§ Excerpted text

%%

Anyone who interacts with law enforcement is entered into the database, including those who are arrested, victims and witnesses, with limits on what ICE officers can view.
"How anyone can define this as making America great again is beyond me," Kenney said.
Kenney and City Solicitor Marcel Pratt gave five reasons for ending the PARS agreement: ICE officials didn't assure the city that it doesn't use PARS to profile by race, ethnicity and/or national origin; ICE officials can use PARS against residents who have not been accused of convicted of a crime; ICE uses PARS to probe for people who self-report not being born in the United States; ICE doesn't audit or self-monitor PARS; and ICE didn't respond to the City's post-meeting request for responses to concerns.
“As a result of this process, we have concluded that ICE’s use of PARS can result in arrests of otherwise law-abiding residents for civil immigration violations when the agency executes an operation due to information found in PARS," Pratt said.

%%

§ Given exercise A
Answer these questions from the passage on the PARS agreement:
(i) Who gave the reasons for ending the PARS agreement together with Kenney, and what is his title?
(ii) Which kinds of people does the passage list as entered into the database?
(iii) According to Pratt, for what kind of violations can ICE's use of PARS result in arrests of otherwise law-abiding residents?

§ Dataset rows

%%

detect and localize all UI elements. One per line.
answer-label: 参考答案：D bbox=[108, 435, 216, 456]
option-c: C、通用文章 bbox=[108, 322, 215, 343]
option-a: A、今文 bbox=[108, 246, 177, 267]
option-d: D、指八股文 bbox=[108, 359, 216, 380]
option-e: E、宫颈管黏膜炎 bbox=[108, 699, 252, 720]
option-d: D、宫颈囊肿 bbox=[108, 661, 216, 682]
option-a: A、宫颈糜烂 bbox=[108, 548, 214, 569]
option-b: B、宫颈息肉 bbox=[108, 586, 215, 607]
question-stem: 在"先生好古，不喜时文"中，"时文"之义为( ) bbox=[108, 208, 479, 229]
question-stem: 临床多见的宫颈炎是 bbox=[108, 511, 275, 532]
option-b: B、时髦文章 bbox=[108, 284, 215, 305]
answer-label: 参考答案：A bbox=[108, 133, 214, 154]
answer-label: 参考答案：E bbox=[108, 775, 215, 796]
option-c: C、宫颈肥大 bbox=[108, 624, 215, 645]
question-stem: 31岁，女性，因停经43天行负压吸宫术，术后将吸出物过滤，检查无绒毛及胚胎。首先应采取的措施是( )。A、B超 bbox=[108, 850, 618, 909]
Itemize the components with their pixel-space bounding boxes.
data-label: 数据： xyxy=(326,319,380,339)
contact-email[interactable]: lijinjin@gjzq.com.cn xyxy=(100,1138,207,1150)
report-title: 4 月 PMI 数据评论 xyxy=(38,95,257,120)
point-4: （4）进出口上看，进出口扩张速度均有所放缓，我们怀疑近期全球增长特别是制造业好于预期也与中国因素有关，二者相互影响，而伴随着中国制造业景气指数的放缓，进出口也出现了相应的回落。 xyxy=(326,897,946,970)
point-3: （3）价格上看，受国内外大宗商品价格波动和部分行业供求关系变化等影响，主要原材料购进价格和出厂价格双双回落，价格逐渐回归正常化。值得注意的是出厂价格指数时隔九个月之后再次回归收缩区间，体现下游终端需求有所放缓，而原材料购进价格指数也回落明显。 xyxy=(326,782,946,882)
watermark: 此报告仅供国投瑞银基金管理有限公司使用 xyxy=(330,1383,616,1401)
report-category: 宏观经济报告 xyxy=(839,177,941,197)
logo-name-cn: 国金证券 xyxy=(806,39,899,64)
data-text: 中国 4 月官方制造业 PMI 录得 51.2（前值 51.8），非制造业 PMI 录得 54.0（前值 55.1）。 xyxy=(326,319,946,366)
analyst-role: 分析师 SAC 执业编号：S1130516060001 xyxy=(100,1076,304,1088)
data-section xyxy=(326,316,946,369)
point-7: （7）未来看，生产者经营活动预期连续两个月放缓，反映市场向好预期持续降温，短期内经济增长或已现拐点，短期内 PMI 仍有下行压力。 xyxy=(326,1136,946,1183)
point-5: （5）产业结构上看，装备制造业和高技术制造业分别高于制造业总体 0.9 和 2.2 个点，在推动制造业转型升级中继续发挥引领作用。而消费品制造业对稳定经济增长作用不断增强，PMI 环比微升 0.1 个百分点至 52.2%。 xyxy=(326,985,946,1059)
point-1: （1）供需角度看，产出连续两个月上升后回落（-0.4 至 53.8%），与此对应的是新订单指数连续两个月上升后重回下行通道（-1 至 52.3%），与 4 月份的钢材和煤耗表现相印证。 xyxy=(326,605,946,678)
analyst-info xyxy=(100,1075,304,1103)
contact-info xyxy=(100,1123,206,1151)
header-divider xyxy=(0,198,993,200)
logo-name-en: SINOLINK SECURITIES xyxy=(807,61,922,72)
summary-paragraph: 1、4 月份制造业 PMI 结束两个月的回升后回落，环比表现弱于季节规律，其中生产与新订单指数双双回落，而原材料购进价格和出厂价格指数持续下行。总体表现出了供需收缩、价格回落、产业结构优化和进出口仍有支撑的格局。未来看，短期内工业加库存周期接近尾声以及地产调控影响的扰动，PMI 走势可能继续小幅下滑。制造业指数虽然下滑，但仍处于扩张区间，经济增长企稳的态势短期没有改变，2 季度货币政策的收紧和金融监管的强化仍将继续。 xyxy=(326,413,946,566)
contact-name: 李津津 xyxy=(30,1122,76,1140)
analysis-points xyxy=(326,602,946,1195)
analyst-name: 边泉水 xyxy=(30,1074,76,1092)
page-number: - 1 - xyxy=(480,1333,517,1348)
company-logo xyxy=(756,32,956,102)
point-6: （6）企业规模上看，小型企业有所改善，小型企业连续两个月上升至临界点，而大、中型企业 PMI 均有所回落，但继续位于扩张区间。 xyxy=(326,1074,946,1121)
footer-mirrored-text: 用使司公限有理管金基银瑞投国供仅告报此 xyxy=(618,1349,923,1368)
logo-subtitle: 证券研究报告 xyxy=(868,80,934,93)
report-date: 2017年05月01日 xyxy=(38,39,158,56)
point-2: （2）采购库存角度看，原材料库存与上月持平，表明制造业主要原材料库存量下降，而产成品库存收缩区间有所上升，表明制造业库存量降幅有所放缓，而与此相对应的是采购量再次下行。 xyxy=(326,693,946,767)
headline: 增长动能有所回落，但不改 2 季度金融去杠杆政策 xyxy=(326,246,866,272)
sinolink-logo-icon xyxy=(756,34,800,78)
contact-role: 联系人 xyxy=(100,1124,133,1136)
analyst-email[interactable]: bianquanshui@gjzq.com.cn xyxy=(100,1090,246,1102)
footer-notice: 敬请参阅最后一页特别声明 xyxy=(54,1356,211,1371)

%%

§ Given exercise B
Express the lines of the records as a JSON list of strings, one string per line and blank lines omitted, running from the start of the records through the line that contains "208, 479, 229]", inclusive.

§ Written reply A
(i) Marcel Pratt, the City Solicitor.
(ii) Anyone who interacts with law enforcement, including those who are arrested, victims and witnesses.
(iii) Civil immigration violations.

§ Written reply B
[
  "detect and localize all UI elements. One per line.",
  "answer-label: 参考答案：D bbox=[108, 435, 216, 456]",
  "option-c: C、通用文章 bbox=[108, 322, 215, 343]",
  "option-a: A、今文 bbox=[108, 246, 177, 267]",
  "option-d: D、指八股文 bbox=[108, 359, 216, 380]",
  "option-e: E、宫颈管黏膜炎 bbox=[108, 699, 252, 720]",
  "option-d: D、宫颈囊肿 bbox=[108, 661, 216, 682]",
  "option-a: A、宫颈糜烂 bbox=[108, 548, 214, 569]",
  "option-b: B、宫颈息肉 bbox=[108, 586, 215, 607]",
  "question-stem: 在\"先生好古，不喜时文\"中，\"时文\"之义为( ) bbox=[108, 208, 479, 229]"
]